Exercise prompt
Go through the material below and copy each line where the word "Pages" appears.

-------- Exercise materials

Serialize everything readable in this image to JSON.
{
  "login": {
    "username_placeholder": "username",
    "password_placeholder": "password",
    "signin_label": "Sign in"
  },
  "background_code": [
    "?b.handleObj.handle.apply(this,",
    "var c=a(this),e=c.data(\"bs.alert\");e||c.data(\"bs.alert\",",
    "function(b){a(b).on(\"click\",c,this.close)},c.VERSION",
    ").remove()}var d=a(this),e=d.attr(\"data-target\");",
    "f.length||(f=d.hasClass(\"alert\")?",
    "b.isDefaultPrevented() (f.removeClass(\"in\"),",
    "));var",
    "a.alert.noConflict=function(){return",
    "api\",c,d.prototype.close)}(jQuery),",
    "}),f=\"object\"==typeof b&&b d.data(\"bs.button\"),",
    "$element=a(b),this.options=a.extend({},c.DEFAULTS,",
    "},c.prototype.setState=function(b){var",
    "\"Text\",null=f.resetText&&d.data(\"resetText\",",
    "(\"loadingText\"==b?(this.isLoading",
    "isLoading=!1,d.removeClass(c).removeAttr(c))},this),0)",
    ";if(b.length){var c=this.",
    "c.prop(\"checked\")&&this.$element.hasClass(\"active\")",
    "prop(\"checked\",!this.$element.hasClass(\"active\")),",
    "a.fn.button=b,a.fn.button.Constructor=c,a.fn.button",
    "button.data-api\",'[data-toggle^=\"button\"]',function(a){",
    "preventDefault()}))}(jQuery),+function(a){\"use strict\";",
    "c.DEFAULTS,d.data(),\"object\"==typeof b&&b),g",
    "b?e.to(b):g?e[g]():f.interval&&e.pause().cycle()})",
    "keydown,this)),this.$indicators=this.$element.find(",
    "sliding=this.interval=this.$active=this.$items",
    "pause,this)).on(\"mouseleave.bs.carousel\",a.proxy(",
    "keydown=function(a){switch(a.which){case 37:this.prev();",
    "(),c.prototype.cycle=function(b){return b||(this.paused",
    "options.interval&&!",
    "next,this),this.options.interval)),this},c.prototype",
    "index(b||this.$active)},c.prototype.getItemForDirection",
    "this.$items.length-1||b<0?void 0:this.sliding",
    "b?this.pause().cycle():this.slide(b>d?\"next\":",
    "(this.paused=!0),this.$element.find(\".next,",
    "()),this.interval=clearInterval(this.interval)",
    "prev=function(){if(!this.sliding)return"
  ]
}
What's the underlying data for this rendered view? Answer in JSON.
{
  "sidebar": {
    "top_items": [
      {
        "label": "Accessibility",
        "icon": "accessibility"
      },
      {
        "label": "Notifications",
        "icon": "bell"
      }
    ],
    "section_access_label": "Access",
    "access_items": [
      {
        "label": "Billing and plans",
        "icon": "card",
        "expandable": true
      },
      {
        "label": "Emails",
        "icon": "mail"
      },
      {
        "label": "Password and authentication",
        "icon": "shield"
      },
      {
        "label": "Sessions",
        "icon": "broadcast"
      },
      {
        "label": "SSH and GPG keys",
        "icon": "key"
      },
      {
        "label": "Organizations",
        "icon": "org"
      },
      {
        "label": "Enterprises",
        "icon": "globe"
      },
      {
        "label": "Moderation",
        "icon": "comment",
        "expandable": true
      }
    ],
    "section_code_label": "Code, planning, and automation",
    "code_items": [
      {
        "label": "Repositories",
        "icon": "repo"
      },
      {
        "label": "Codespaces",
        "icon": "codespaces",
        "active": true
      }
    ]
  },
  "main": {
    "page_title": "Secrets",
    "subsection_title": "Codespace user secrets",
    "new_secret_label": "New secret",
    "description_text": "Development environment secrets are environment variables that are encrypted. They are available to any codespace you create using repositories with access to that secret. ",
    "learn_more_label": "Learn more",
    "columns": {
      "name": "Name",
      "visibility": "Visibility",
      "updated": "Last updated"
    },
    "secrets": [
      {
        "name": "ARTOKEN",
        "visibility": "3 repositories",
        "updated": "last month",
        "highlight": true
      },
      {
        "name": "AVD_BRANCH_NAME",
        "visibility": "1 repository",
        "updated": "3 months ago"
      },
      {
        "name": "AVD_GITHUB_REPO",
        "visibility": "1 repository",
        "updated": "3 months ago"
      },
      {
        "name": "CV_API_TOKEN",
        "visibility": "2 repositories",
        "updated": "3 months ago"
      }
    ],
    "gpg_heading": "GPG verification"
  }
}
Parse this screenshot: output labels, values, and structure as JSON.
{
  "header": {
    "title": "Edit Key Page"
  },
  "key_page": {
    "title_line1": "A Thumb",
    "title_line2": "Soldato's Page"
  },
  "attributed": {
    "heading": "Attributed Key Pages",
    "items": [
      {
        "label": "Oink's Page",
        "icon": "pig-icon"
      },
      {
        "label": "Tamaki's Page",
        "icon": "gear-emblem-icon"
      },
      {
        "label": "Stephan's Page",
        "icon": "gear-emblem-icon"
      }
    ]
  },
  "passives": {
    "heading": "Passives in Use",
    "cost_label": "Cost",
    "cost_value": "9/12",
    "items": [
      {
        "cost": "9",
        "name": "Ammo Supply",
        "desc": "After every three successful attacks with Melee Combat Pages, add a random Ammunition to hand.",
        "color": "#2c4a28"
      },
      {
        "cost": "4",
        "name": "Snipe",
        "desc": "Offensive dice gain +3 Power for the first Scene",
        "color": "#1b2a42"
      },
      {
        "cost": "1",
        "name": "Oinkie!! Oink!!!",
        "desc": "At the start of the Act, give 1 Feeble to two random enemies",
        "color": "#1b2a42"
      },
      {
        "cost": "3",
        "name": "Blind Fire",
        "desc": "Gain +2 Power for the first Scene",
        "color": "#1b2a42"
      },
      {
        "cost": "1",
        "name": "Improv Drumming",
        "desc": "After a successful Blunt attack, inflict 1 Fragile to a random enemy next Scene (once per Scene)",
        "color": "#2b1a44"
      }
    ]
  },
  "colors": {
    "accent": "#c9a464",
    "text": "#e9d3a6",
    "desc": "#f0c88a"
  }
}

----------------

Solution
    "heading": "Attributed Key Pages",
        "desc": "After every three successful attacks with Melee Combat Pages, add a random Ammunition to hand.",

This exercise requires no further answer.